**TASK PROMPT**
Copy each line of the entries below that contains the string "ersättning".

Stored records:
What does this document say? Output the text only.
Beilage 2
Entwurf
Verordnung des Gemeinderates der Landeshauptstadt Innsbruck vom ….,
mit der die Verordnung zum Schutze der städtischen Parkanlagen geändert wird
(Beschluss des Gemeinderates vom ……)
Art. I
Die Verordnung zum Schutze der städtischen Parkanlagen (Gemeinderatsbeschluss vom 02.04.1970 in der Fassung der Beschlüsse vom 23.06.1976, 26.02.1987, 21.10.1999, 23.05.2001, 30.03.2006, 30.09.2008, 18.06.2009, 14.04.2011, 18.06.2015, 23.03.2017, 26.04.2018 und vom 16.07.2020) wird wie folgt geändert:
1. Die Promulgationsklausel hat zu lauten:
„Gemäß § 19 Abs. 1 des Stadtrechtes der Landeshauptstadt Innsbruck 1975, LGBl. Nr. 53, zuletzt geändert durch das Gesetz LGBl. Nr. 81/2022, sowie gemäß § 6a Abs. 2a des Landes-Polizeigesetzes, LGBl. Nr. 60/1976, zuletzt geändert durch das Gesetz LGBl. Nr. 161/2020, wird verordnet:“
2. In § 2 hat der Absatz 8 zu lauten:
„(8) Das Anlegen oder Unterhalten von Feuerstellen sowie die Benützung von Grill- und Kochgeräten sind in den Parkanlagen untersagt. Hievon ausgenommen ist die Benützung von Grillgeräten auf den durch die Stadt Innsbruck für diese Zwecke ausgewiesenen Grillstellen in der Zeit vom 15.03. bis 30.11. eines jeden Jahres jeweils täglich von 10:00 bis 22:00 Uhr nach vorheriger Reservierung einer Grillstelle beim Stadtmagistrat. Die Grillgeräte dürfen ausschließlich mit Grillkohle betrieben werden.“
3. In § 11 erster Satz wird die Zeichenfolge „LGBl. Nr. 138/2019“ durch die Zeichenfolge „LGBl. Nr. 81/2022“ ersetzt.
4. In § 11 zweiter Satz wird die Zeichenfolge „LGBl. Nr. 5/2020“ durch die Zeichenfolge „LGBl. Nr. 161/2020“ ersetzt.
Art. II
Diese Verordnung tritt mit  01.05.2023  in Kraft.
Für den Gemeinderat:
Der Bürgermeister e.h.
* * *
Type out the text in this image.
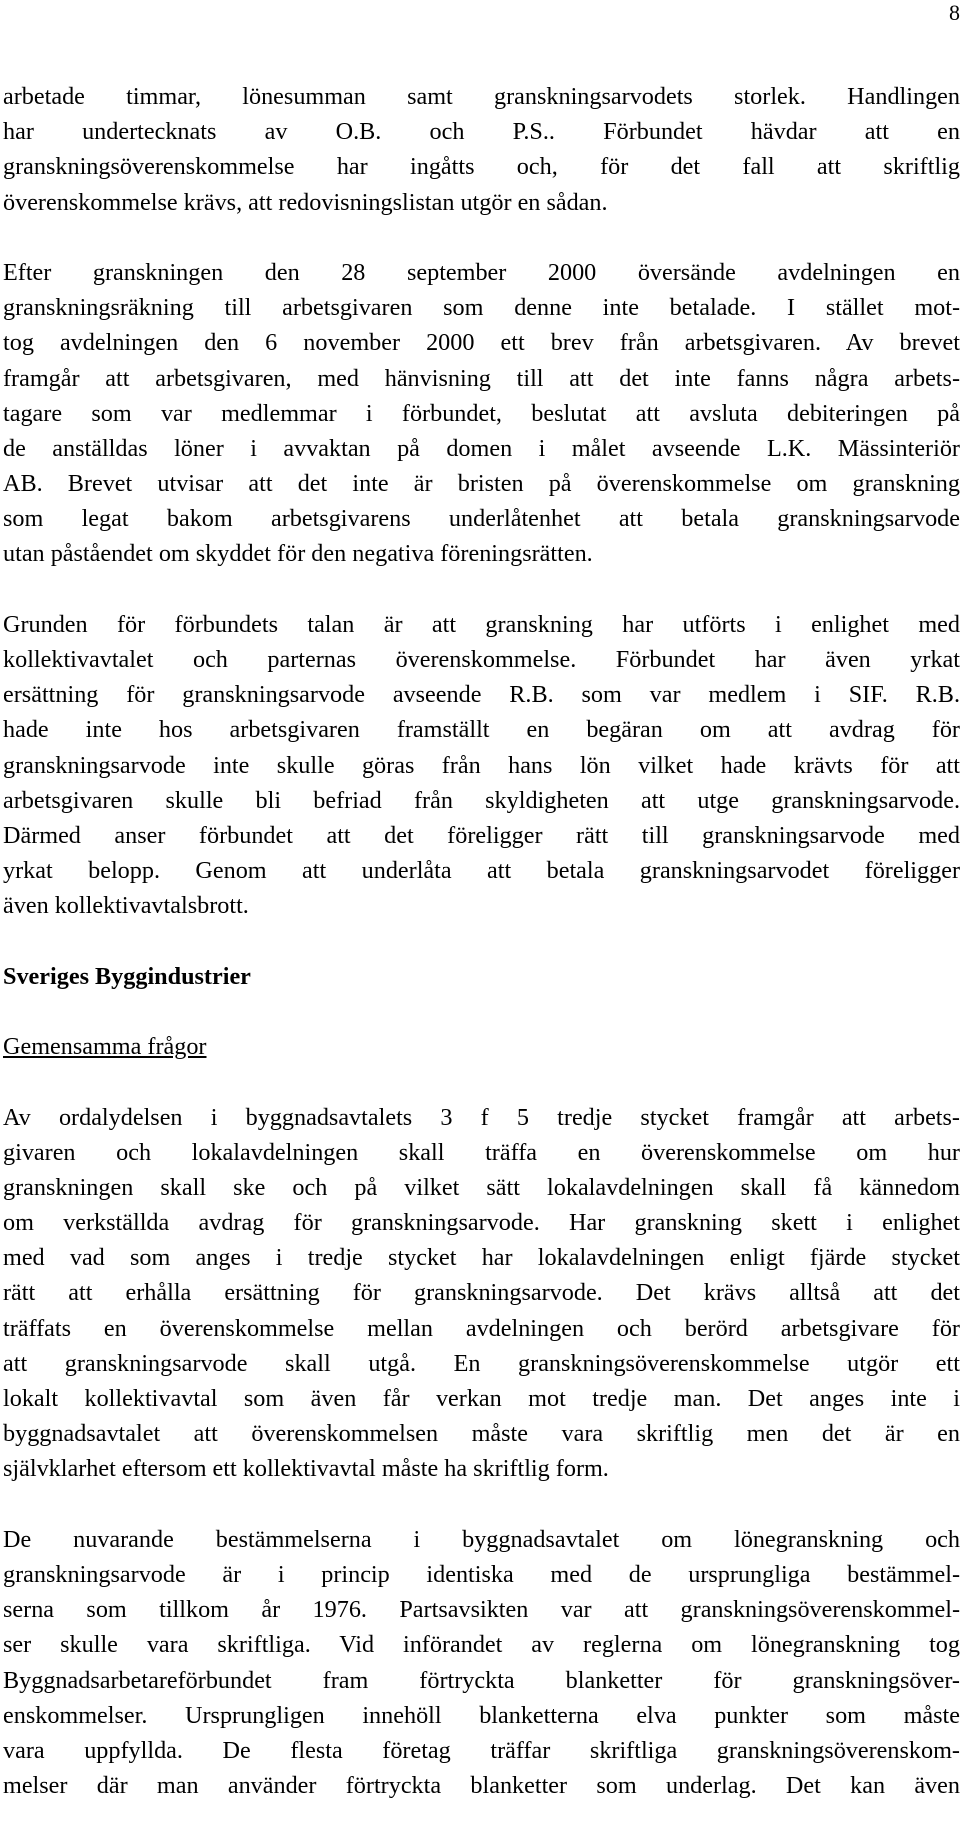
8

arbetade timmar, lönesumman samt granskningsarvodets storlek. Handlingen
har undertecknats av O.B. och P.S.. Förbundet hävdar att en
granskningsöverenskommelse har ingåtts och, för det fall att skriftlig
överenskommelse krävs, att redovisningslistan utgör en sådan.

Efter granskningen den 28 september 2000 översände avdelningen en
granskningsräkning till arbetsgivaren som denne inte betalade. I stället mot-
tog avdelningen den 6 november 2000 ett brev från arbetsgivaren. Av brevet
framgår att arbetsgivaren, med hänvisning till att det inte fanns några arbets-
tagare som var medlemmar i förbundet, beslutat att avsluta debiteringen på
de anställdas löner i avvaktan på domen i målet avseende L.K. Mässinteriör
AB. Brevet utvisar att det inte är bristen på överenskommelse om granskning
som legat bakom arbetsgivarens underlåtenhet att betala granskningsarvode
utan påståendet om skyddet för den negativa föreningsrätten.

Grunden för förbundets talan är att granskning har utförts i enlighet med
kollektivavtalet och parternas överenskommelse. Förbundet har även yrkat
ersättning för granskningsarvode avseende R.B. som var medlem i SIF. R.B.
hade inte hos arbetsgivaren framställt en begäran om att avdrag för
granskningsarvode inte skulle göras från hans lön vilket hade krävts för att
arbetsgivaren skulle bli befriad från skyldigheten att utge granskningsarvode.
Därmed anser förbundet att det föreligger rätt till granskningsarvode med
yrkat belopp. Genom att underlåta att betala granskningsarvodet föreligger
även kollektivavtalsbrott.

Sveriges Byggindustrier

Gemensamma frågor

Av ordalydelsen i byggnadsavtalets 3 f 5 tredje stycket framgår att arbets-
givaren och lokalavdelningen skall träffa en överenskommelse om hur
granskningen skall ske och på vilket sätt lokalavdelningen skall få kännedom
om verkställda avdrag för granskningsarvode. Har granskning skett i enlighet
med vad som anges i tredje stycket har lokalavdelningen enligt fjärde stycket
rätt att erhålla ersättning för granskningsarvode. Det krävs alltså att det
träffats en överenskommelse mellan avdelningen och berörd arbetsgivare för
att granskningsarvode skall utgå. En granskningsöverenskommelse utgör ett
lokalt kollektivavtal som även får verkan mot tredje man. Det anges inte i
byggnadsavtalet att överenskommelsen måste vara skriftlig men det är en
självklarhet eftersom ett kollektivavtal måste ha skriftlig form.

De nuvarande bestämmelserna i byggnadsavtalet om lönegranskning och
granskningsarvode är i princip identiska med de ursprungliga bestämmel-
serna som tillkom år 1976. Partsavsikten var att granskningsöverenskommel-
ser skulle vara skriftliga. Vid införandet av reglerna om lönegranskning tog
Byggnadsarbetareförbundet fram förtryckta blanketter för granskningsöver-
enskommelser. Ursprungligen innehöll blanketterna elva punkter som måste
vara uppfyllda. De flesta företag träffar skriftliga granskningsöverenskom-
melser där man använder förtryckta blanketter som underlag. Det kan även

**SOLUTION TO THE EXERCISE**
ersättning för granskningsarvode avseende R.B. som var medlem i SIF. R.B.
rätt att erhålla ersättning för granskningsarvode. Det krävs alltså att det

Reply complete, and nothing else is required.